● **Required task**
Write out the records below again, substituting "dv-marker" for every occurrence of "design-value-marker" and leaving all other text untouched.

::: Input :::

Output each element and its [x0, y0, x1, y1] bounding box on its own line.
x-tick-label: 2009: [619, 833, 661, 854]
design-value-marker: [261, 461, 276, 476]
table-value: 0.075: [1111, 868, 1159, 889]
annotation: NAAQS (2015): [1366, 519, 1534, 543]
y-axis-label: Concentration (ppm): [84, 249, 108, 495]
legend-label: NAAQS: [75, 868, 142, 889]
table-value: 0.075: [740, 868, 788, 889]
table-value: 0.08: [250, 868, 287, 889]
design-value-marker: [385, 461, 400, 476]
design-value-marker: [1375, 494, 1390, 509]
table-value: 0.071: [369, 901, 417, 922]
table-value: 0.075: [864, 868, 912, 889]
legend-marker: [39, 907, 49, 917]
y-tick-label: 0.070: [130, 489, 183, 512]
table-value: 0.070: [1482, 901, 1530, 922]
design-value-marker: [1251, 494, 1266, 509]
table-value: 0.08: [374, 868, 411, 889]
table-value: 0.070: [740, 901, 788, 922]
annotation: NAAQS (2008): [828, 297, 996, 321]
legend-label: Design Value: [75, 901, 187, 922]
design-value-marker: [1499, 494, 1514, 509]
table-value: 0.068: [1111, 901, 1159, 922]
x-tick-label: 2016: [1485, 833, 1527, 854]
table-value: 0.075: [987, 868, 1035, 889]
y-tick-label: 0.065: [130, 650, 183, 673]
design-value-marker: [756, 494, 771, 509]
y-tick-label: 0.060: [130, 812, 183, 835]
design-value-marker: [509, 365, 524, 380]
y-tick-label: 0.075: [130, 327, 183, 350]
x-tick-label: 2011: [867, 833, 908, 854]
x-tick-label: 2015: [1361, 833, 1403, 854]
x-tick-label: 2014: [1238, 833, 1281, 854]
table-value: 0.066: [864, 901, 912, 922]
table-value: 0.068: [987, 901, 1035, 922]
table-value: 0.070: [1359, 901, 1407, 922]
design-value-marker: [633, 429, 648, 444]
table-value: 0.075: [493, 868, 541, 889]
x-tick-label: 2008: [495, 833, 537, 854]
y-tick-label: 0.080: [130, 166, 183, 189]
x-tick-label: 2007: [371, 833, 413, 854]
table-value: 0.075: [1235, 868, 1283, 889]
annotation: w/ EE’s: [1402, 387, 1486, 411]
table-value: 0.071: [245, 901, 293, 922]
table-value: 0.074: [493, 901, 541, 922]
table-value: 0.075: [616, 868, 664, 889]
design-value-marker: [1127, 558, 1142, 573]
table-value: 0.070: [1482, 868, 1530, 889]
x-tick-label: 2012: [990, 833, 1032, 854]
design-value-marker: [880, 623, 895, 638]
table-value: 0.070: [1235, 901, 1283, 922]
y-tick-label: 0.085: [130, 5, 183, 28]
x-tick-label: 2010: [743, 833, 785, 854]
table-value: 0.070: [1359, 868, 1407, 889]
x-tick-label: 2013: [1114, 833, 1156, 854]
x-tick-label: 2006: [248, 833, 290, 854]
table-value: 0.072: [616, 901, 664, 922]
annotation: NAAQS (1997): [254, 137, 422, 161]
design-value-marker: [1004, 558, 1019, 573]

:::

● **Answer to the problem**
Output each element and its [x0, y0, x1, y1] bounding box on its own line.
x-tick-label: 2009: [619, 833, 661, 854]
dv-marker: [261, 461, 276, 476]
table-value: 0.075: [1111, 868, 1159, 889]
annotation: NAAQS (2015): [1366, 519, 1534, 543]
y-axis-label: Concentration (ppm): [84, 249, 108, 495]
legend-label: NAAQS: [75, 868, 142, 889]
table-value: 0.075: [740, 868, 788, 889]
table-value: 0.08: [250, 868, 287, 889]
dv-marker: [385, 461, 400, 476]
dv-marker: [1375, 494, 1390, 509]
table-value: 0.071: [369, 901, 417, 922]
table-value: 0.075: [864, 868, 912, 889]
legend-marker: [39, 907, 49, 917]
y-tick-label: 0.070: [130, 489, 183, 512]
table-value: 0.070: [1482, 901, 1530, 922]
dv-marker: [1251, 494, 1266, 509]
table-value: 0.08: [374, 868, 411, 889]
table-value: 0.070: [740, 901, 788, 922]
annotation: NAAQS (2008): [828, 297, 996, 321]
legend-label: Design Value: [75, 901, 187, 922]
dv-marker: [1499, 494, 1514, 509]
table-value: 0.068: [1111, 901, 1159, 922]
x-tick-label: 2016: [1485, 833, 1527, 854]
table-value: 0.075: [987, 868, 1035, 889]
y-tick-label: 0.065: [130, 650, 183, 673]
dv-marker: [756, 494, 771, 509]
y-tick-label: 0.060: [130, 812, 183, 835]
dv-marker: [509, 365, 524, 380]
y-tick-label: 0.075: [130, 327, 183, 350]
x-tick-label: 2011: [867, 833, 908, 854]
x-tick-label: 2015: [1361, 833, 1403, 854]
x-tick-label: 2014: [1238, 833, 1281, 854]
table-value: 0.066: [864, 901, 912, 922]
table-value: 0.068: [987, 901, 1035, 922]
table-value: 0.070: [1359, 901, 1407, 922]
dv-marker: [633, 429, 648, 444]
table-value: 0.075: [493, 868, 541, 889]
x-tick-label: 2008: [495, 833, 537, 854]
y-tick-label: 0.080: [130, 166, 183, 189]
x-tick-label: 2007: [371, 833, 413, 854]
table-value: 0.075: [1235, 868, 1283, 889]
annotation: w/ EE’s: [1402, 387, 1486, 411]
table-value: 0.071: [245, 901, 293, 922]
table-value: 0.074: [493, 901, 541, 922]
table-value: 0.075: [616, 868, 664, 889]
dv-marker: [1127, 558, 1142, 573]
table-value: 0.070: [1482, 868, 1530, 889]
x-tick-label: 2012: [990, 833, 1032, 854]
dv-marker: [880, 623, 895, 638]
table-value: 0.070: [1235, 901, 1283, 922]
y-tick-label: 0.085: [130, 5, 183, 28]
x-tick-label: 2010: [743, 833, 785, 854]
table-value: 0.070: [1359, 868, 1407, 889]
x-tick-label: 2013: [1114, 833, 1156, 854]
x-tick-label: 2006: [248, 833, 290, 854]
table-value: 0.072: [616, 901, 664, 922]
annotation: NAAQS (1997): [254, 137, 422, 161]
dv-marker: [1004, 558, 1019, 573]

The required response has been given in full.